Do this:
Extract each line of the records below that contains the word "thème".

Data rows:
•••••
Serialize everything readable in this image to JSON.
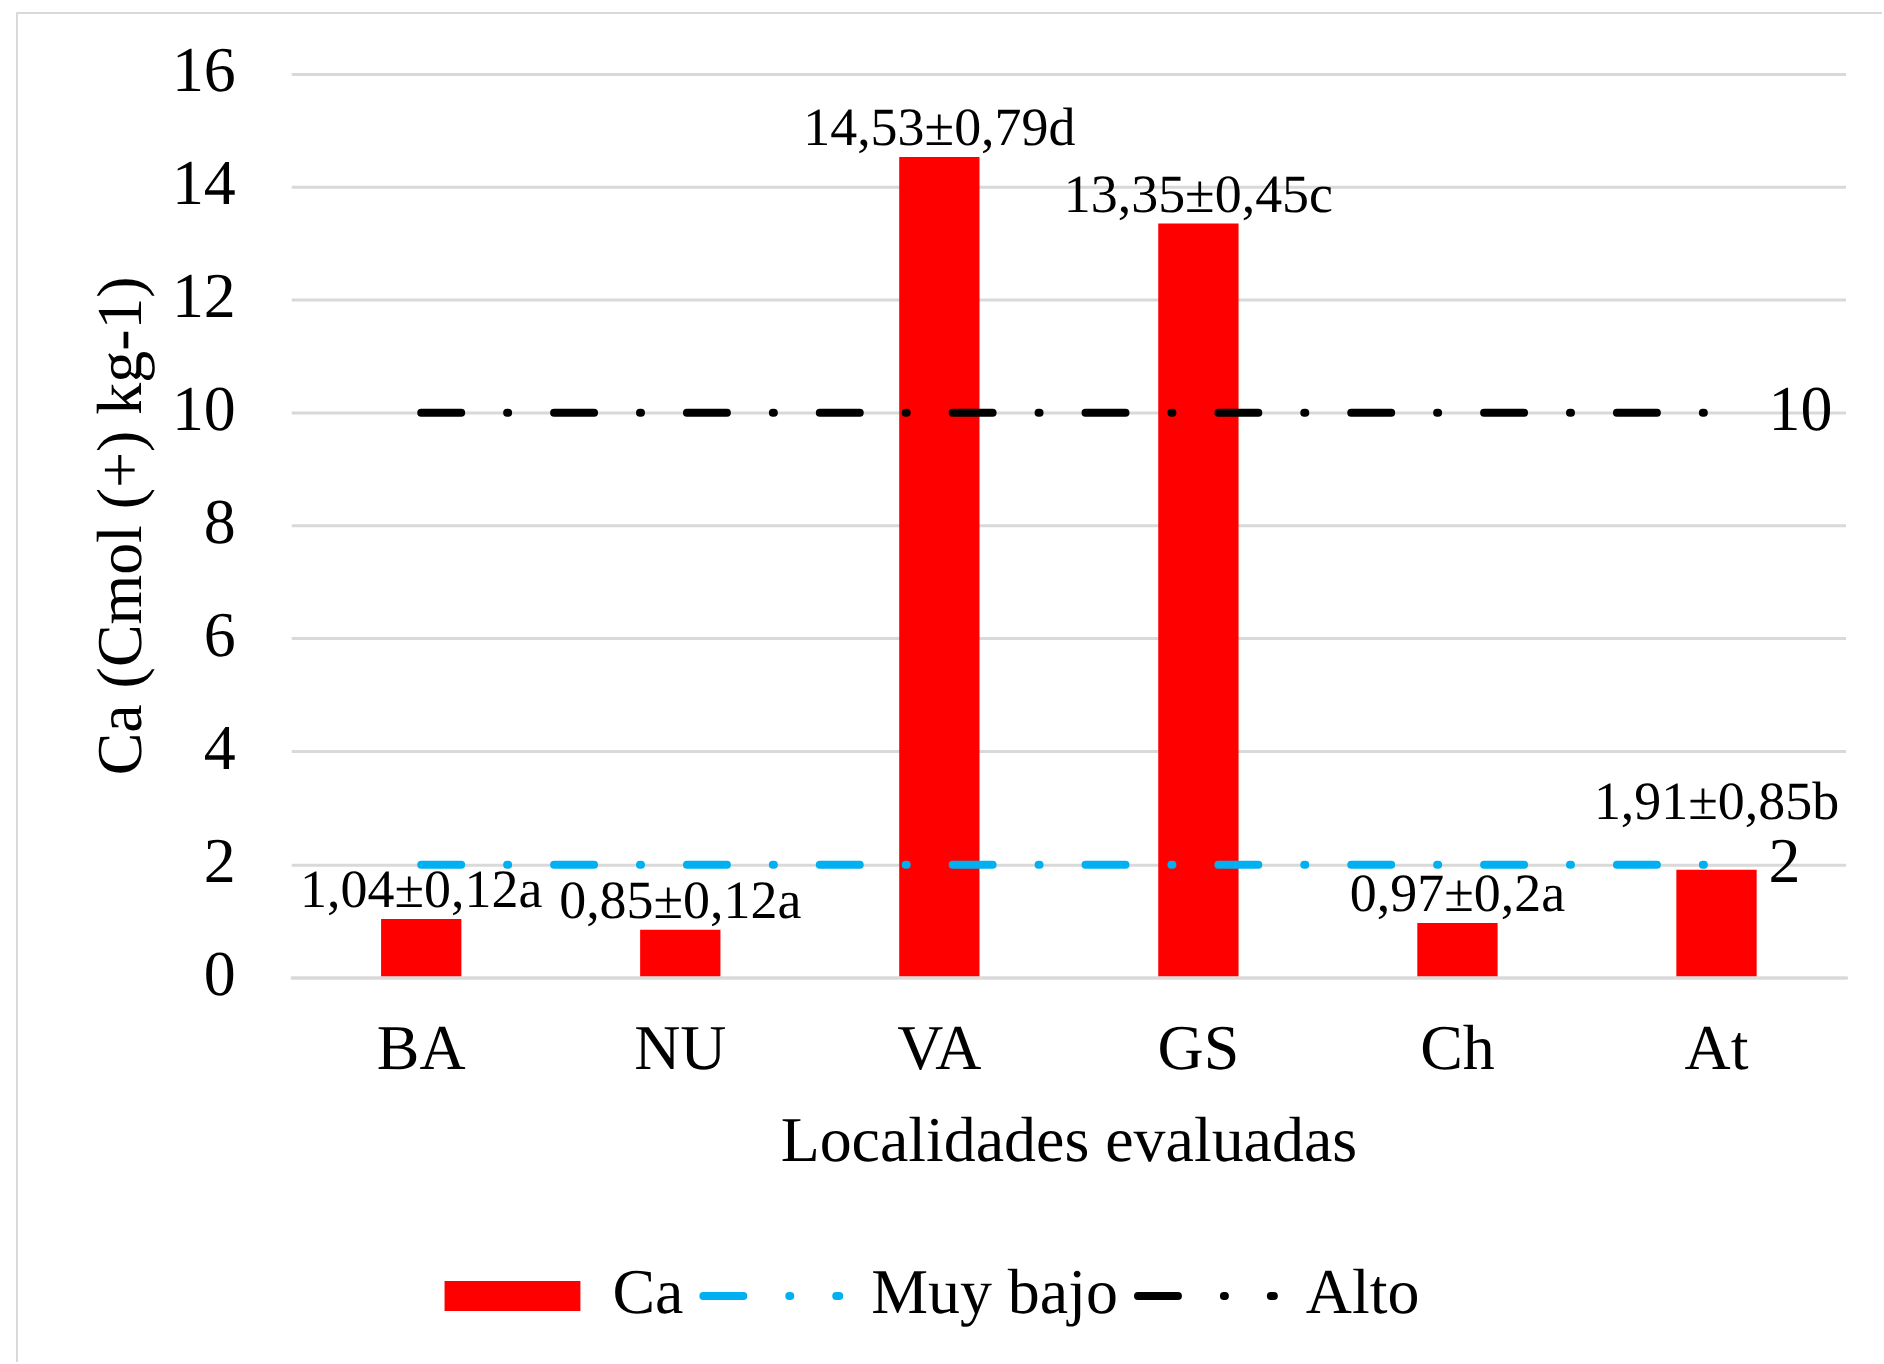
{
  "chart_data": {
    "type": "bar",
    "xlabel": "Localidades evaluadas",
    "ylabel": "Ca (Cmol (+) kg-1)",
    "categories": [
      "BA",
      "NU",
      "VA",
      "GS",
      "Ch",
      "At"
    ],
    "series": [
      {
        "name": "Ca",
        "color": "#ff0000",
        "values": [
          1.04,
          0.85,
          14.53,
          13.35,
          0.97,
          1.91
        ],
        "value_labels": [
          "1,04±0,12a",
          "0,85±0,12a",
          "14,53±0,79d",
          "13,35±0,45c",
          "0,97±0,2a",
          "1,91±0,85b"
        ]
      },
      {
        "name": "Muy bajo",
        "type": "line",
        "color": "#00b0f0",
        "line_style": "dashed",
        "values": [
          2,
          2,
          2,
          2,
          2,
          2
        ],
        "value_labels": [
          null,
          null,
          null,
          null,
          null,
          "2"
        ]
      },
      {
        "name": "Alto",
        "type": "line",
        "color": "#000000",
        "line_style": "dashed",
        "values": [
          10,
          10,
          10,
          10,
          10,
          10
        ],
        "value_labels": [
          null,
          null,
          null,
          null,
          null,
          "10"
        ]
      }
    ],
    "ylim": [
      0,
      16
    ],
    "yticks": [
      0,
      2,
      4,
      6,
      8,
      10,
      12,
      14,
      16
    ],
    "grid": "y",
    "legend": "bottom"
  }
}
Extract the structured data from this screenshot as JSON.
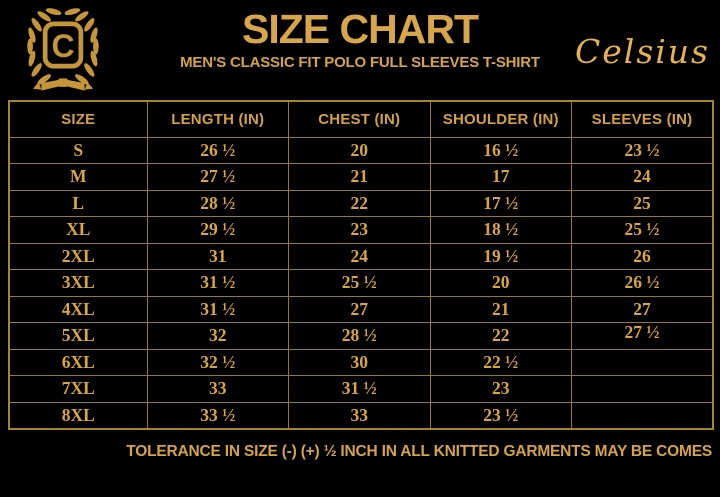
{
  "colors": {
    "background": "#000000",
    "gold_text": "#d8a64a",
    "gold_table_values": "#d9a63f",
    "gold_border": "#97792b",
    "gold_logo": "#c49539",
    "gold_script": "#e7b152"
  },
  "header": {
    "logo_letter": "C",
    "brand": "Celsius"
  },
  "chart_data": {
    "type": "table",
    "title": "SIZE CHART",
    "subtitle": "MEN'S CLASSIC FIT POLO FULL SLEEVES T-SHIRT",
    "columns": [
      "SIZE",
      "LENGTH (IN)",
      "CHEST (IN)",
      "SHOULDER (IN)",
      "SLEEVES (IN)"
    ],
    "rows": [
      [
        "S",
        "26 ½",
        "20",
        "16 ½",
        "23 ½"
      ],
      [
        "M",
        "27 ½",
        "21",
        "17",
        "24"
      ],
      [
        "L",
        "28 ½",
        "22",
        "17 ½",
        "25"
      ],
      [
        "XL",
        "29 ½",
        "23",
        "18 ½",
        "25 ½"
      ],
      [
        "2XL",
        "31",
        "24",
        "19 ½",
        "26"
      ],
      [
        "3XL",
        "31 ½",
        "25 ½",
        "20",
        "26 ½"
      ],
      [
        "4XL",
        "31 ½",
        "27",
        "21",
        "27"
      ],
      [
        "5XL",
        "32",
        "28 ½",
        "22",
        "27 ½"
      ],
      [
        "6XL",
        "32 ½",
        "30",
        "22 ½",
        ""
      ],
      [
        "7XL",
        "33",
        "31 ½",
        "23",
        ""
      ],
      [
        "8XL",
        "33 ½",
        "33",
        "23 ½",
        ""
      ]
    ]
  },
  "footer": {
    "note": "TOLERANCE IN SIZE (-) (+) ½ INCH IN ALL KNITTED GARMENTS MAY BE COMES"
  }
}
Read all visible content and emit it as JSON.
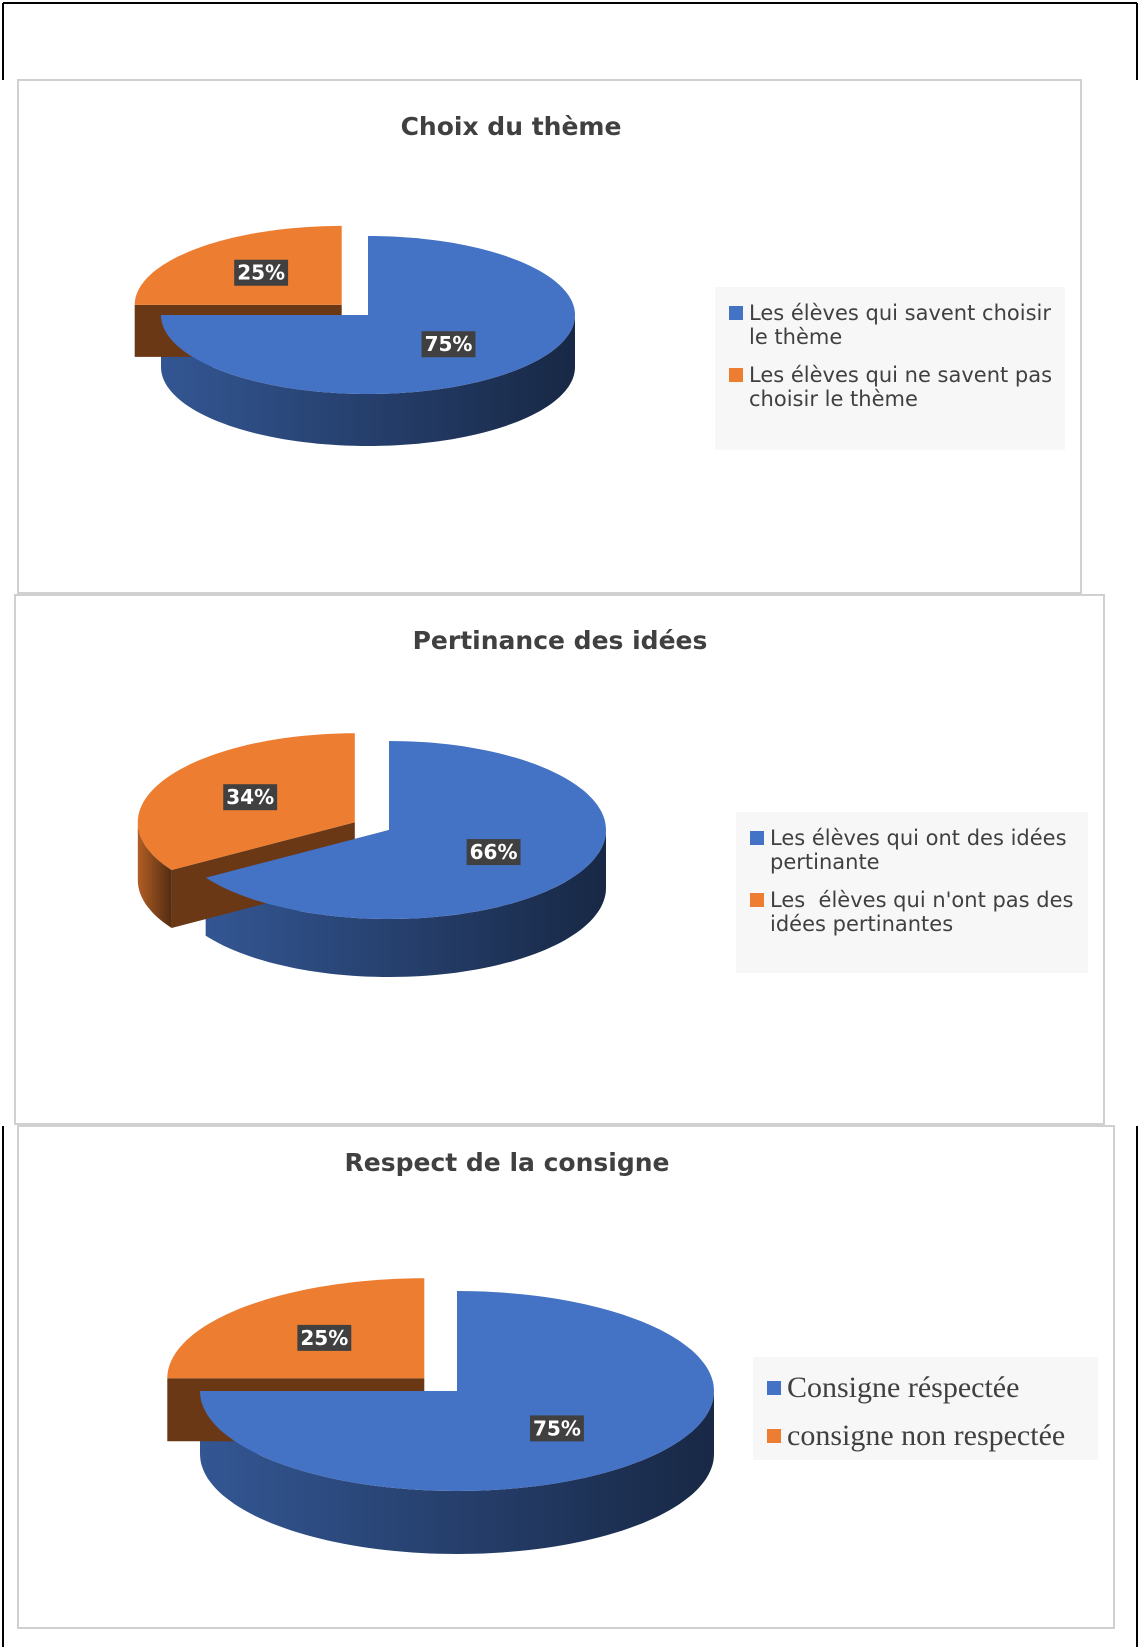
{
  "chart_data": [
    {
      "type": "pie",
      "title": "Choix du thème",
      "categories": [
        "Les élèves qui savent choisir le thème",
        "Les élèves qui ne savent pas choisir le thème"
      ],
      "values": [
        75,
        25
      ],
      "value_labels": [
        "75%",
        "25%"
      ],
      "colors": [
        "#4472c4",
        "#ed7d31"
      ],
      "legend": "right"
    },
    {
      "type": "pie",
      "title": "Pertinance des idées",
      "categories": [
        "Les élèves qui ont des idées pertinante",
        "Les  élèves qui n'ont pas des idées pertinantes"
      ],
      "values": [
        66,
        34
      ],
      "value_labels": [
        "66%",
        "34%"
      ],
      "colors": [
        "#4472c4",
        "#ed7d31"
      ],
      "legend": "right"
    },
    {
      "type": "pie",
      "title": "Respect de la consigne",
      "categories": [
        "Consigne réspectée",
        "consigne non respectée"
      ],
      "values": [
        75,
        25
      ],
      "value_labels": [
        "75%",
        "25%"
      ],
      "colors": [
        "#4472c4",
        "#ed7d31"
      ],
      "legend": "right"
    }
  ]
}
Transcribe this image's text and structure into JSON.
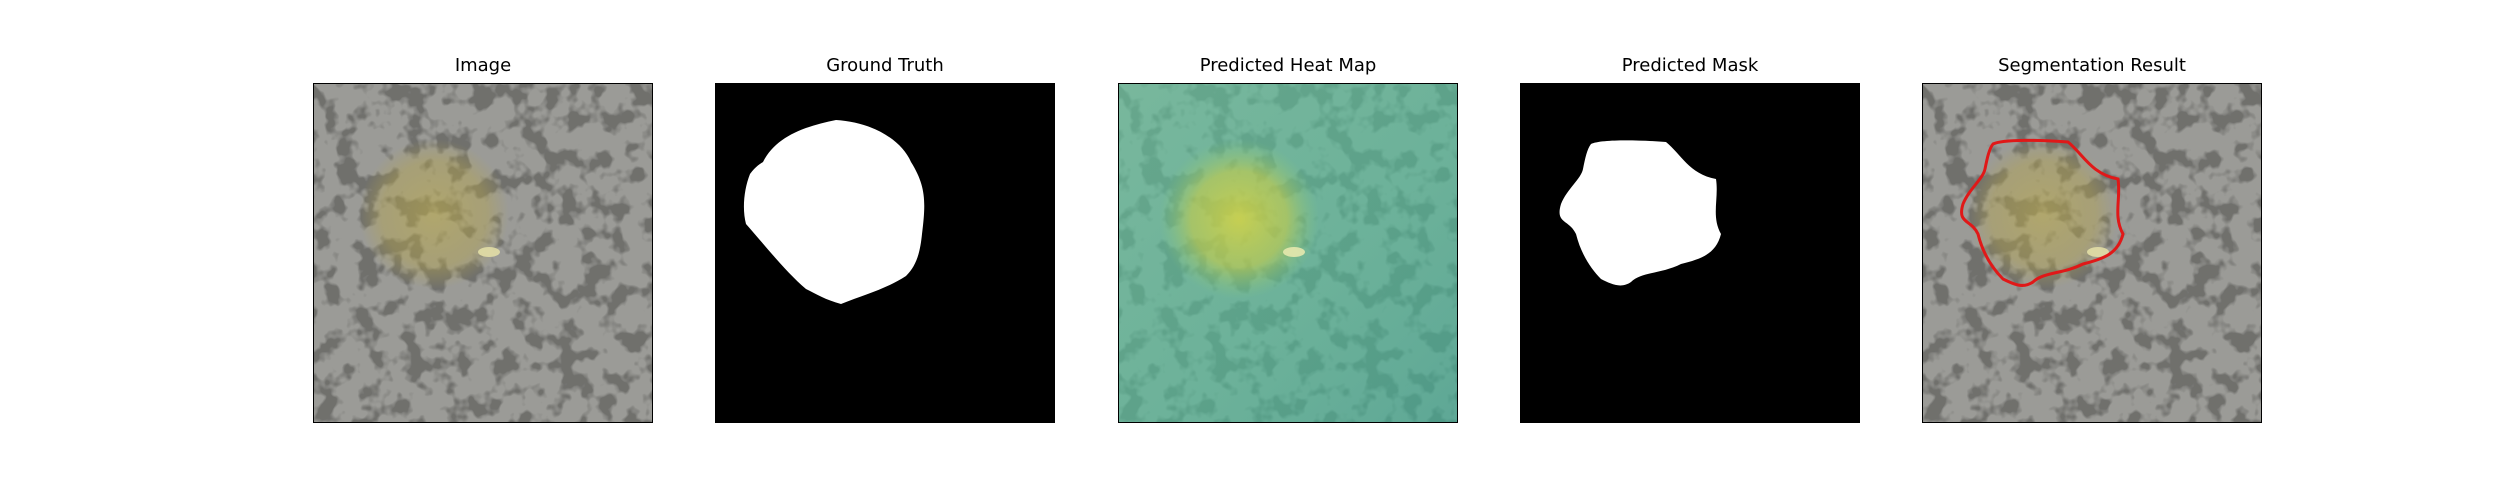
•••••
Final answer:
      "title": "Choix du thème",
        "Les élèves qui savent choisir le thème",
        "Les élèves qui ne savent pas choisir le thème"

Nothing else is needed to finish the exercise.